**TASK BRIEF:** Show every line that has the string "Oskara" in it.

**LISTED ENTRIES:**
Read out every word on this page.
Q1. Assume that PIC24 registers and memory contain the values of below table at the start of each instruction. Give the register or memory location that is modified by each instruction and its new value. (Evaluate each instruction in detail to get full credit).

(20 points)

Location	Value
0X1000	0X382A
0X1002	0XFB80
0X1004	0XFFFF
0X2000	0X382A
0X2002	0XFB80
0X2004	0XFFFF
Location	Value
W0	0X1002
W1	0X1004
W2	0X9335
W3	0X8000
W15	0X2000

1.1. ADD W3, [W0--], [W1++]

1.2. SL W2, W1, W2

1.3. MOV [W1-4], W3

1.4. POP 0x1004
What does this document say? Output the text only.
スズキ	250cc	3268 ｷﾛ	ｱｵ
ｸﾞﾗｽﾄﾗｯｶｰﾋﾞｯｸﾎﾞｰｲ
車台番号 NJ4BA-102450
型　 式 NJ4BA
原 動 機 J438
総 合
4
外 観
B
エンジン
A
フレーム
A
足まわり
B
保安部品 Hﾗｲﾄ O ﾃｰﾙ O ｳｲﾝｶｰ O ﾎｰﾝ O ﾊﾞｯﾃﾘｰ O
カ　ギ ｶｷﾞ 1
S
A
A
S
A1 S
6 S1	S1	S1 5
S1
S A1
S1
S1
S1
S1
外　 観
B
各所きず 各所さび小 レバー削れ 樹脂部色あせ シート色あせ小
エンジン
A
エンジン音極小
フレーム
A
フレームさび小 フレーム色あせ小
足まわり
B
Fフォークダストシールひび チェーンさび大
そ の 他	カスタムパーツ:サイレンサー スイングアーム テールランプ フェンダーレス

---

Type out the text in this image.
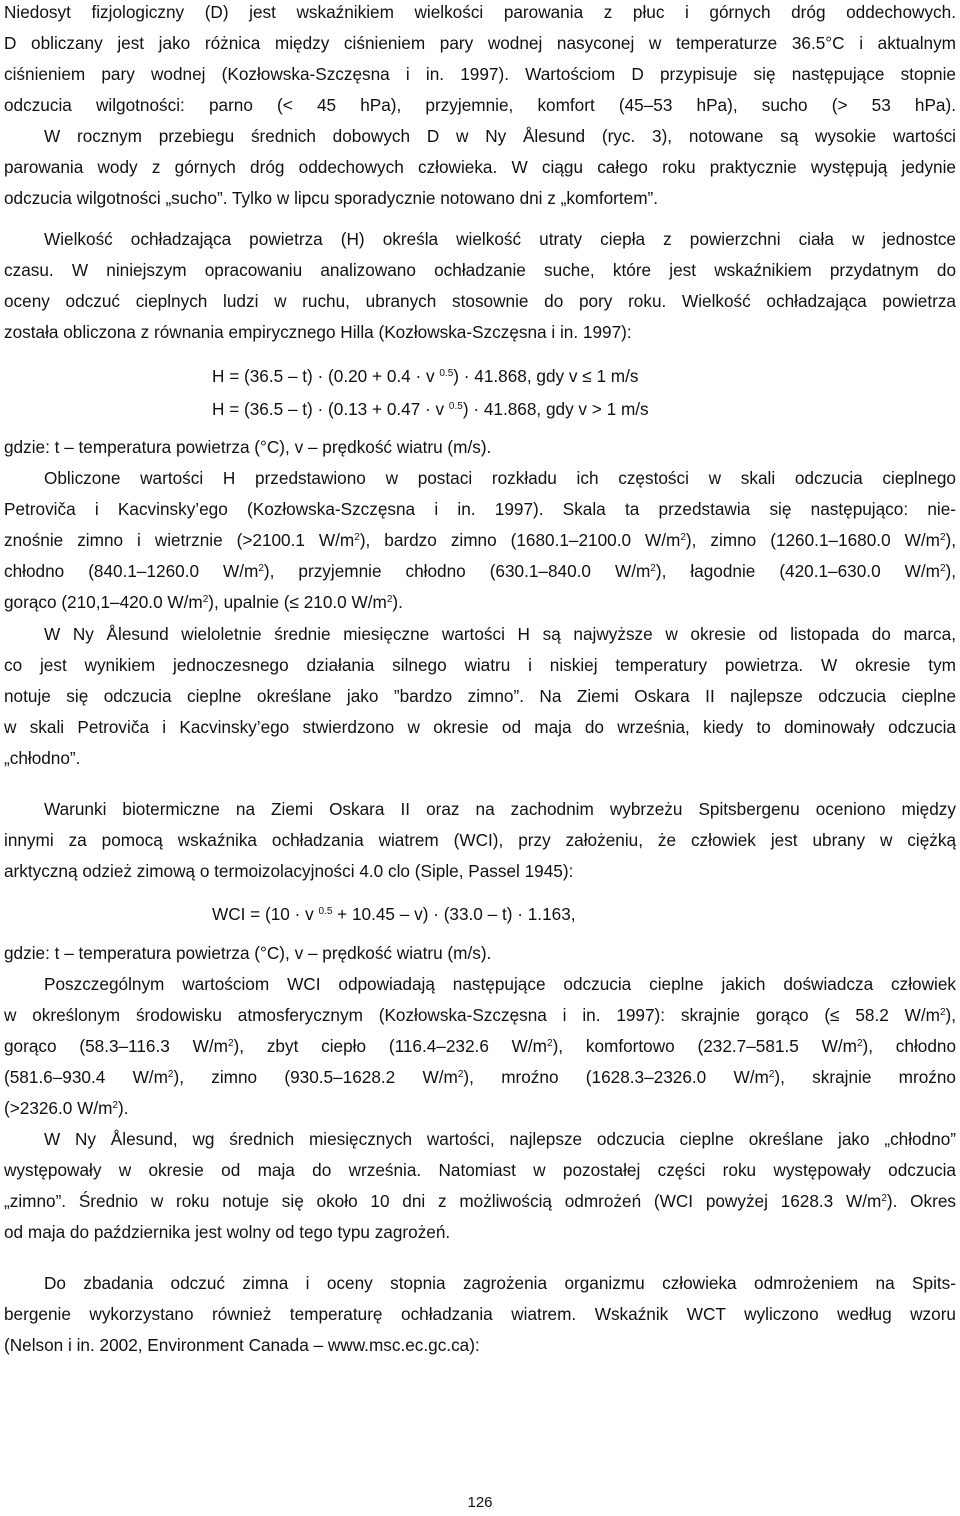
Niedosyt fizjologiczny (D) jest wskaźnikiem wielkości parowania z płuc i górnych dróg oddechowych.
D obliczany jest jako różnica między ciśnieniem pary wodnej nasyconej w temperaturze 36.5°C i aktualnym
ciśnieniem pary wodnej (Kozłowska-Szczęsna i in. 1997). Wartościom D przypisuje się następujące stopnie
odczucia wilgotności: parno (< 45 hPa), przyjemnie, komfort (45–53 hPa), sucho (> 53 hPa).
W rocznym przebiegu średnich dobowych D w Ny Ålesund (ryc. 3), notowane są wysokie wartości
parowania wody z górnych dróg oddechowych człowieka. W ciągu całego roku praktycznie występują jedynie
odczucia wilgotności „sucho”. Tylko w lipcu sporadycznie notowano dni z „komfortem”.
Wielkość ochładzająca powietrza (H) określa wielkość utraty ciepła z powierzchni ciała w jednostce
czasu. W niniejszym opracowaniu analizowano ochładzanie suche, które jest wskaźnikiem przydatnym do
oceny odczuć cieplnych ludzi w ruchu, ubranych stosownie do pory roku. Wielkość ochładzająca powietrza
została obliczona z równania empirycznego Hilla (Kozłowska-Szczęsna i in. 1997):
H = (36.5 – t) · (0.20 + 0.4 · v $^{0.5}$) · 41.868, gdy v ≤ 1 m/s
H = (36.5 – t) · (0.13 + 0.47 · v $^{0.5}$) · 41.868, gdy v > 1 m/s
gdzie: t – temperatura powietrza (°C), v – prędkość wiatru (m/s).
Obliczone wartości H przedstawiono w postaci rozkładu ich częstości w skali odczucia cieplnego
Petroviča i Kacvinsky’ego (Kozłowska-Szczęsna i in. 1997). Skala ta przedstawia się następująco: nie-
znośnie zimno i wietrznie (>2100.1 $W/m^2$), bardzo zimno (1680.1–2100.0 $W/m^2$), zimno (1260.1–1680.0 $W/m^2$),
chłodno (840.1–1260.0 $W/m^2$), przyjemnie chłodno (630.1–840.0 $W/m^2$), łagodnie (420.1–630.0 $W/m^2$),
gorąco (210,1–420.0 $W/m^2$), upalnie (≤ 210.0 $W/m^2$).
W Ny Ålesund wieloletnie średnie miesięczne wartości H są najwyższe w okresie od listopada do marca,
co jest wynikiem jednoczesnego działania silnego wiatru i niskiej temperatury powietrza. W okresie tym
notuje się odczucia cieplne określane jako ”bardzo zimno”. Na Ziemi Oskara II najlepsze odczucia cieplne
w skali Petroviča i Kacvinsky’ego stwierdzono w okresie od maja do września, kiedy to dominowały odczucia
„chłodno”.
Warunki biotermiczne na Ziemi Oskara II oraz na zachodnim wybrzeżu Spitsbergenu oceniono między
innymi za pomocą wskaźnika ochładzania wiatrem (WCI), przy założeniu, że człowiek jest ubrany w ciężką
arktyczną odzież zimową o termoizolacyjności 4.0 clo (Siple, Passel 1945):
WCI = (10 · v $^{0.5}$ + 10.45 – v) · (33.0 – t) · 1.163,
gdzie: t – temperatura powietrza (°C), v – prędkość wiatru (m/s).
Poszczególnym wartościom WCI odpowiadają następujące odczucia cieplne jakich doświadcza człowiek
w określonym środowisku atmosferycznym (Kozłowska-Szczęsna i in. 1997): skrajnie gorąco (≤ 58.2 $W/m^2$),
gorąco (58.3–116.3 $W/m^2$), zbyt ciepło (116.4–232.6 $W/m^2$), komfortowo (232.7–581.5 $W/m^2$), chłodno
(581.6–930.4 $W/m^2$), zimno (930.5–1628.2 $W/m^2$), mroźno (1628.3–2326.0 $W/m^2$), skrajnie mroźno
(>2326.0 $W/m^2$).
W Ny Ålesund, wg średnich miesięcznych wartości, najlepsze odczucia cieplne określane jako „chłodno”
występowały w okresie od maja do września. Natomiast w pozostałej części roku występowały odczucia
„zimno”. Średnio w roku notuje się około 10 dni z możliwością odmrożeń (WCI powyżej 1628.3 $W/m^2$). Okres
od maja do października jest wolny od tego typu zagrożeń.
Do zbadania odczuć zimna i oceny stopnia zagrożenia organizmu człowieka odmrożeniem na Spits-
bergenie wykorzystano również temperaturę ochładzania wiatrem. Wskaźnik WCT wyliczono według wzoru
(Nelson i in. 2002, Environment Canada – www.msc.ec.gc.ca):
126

...

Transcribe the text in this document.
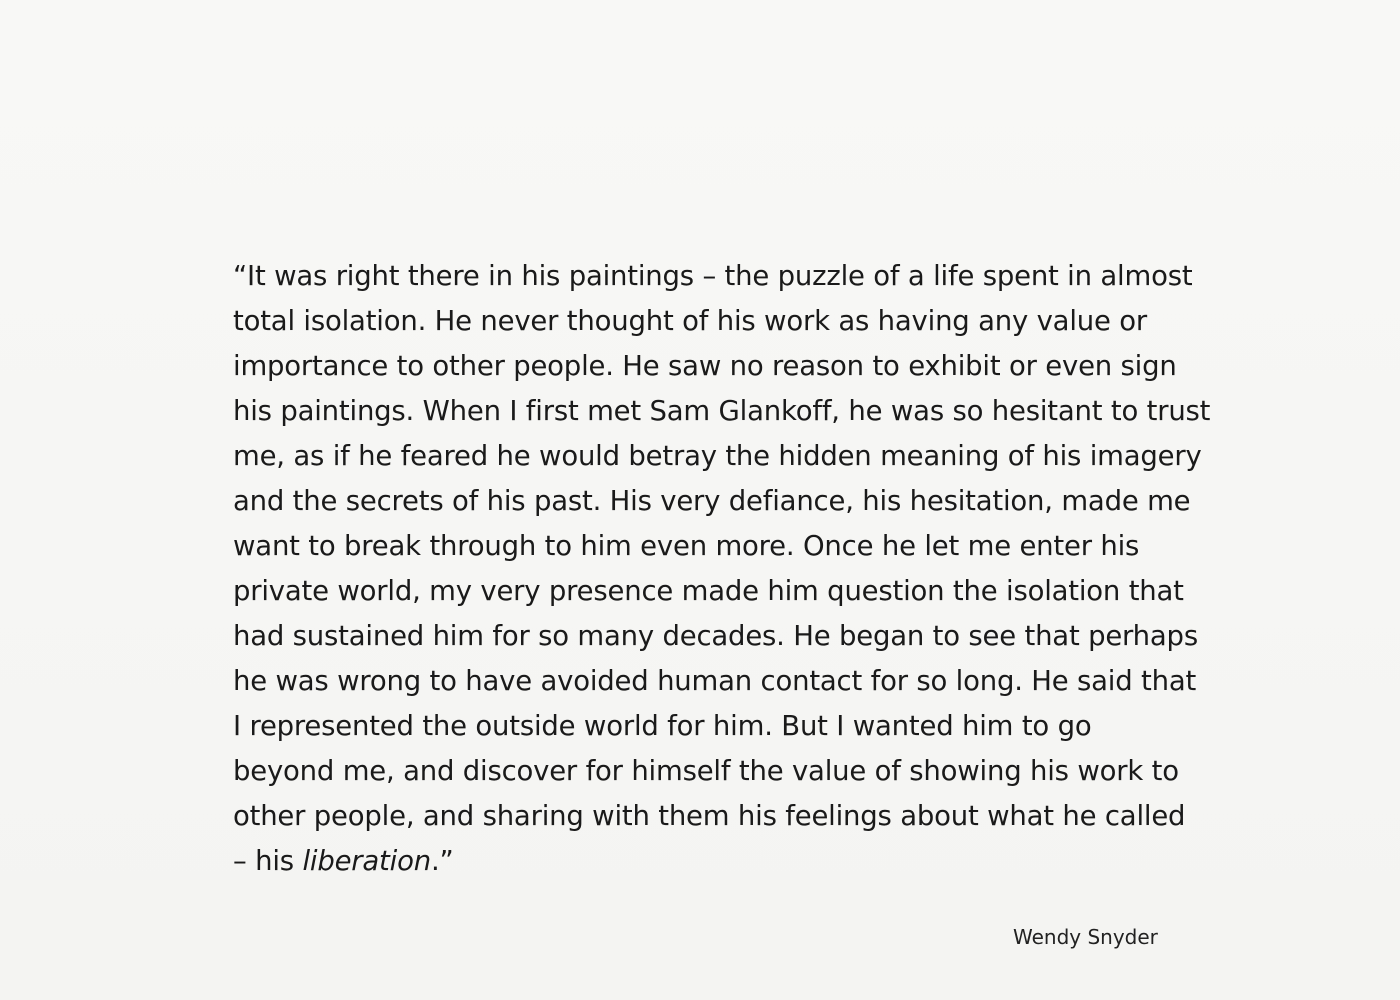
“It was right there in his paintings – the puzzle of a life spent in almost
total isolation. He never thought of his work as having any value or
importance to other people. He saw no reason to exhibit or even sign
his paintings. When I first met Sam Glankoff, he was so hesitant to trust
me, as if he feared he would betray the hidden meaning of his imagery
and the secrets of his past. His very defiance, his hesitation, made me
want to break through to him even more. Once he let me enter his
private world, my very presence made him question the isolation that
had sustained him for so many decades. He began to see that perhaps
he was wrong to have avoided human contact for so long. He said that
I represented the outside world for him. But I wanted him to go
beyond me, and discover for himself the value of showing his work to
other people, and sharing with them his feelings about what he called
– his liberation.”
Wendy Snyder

**FULL SOLUTION:**
notuje się odczucia cieplne określane jako ”bardzo zimno”. Na Ziemi Oskara II najlepsze odczucia cieplne
Warunki biotermiczne na Ziemi Oskara II oraz na zachodnim wybrzeżu Spitsbergenu oceniono między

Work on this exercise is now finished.